• _TASK TO CARRY OUT_:
In the entries below, find the lines that contain the word "biological" and copy them.
====== INFORMATION SHOWN
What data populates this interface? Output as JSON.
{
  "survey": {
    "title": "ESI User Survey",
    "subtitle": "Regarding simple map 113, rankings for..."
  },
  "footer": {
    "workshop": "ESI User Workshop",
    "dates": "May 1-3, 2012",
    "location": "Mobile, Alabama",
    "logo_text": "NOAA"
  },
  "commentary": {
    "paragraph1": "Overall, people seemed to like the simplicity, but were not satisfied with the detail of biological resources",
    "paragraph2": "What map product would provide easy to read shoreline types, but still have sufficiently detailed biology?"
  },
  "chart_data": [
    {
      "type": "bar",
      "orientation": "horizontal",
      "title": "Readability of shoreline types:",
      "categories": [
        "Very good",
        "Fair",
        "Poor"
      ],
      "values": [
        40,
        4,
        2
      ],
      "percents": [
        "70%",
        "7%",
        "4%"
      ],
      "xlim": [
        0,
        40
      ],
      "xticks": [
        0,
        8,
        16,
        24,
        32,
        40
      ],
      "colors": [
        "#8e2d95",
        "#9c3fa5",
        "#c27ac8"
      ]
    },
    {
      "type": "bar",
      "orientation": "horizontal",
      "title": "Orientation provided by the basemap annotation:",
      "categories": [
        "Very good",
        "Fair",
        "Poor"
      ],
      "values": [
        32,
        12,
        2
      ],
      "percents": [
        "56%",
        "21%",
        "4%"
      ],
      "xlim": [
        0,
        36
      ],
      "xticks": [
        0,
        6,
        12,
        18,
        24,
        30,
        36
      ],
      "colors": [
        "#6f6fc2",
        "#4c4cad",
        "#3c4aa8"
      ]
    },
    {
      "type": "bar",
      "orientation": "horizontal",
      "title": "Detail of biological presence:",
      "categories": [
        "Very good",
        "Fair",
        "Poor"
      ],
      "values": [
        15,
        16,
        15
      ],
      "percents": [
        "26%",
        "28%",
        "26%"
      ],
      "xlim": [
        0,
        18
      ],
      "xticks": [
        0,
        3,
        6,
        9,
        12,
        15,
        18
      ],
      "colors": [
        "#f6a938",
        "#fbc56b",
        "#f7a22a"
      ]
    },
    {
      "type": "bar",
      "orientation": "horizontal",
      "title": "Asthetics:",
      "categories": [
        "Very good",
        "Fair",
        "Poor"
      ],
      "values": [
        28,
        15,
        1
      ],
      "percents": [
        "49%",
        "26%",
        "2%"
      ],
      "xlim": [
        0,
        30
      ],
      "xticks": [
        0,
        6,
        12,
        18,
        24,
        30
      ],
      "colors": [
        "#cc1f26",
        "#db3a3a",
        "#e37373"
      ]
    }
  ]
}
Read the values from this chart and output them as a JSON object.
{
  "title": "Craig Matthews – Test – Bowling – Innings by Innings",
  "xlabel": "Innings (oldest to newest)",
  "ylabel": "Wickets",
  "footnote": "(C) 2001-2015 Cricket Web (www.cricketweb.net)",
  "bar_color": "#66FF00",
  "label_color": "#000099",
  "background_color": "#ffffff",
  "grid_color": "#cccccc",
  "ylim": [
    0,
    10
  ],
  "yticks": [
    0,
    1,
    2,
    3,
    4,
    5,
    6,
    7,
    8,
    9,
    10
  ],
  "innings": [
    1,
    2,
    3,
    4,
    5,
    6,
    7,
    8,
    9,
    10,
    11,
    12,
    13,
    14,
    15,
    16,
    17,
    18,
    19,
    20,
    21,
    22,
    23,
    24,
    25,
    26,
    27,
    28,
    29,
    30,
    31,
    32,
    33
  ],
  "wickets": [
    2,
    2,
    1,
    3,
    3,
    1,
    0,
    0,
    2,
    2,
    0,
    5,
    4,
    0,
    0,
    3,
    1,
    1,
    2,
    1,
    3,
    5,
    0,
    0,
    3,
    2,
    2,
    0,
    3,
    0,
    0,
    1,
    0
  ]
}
============
• _RESPONSE BELOW_:
    "paragraph1": "Overall, people seemed to like the simplicity, but were not satisfied with the detail of biological resources",
      "title": "Detail of biological presence:",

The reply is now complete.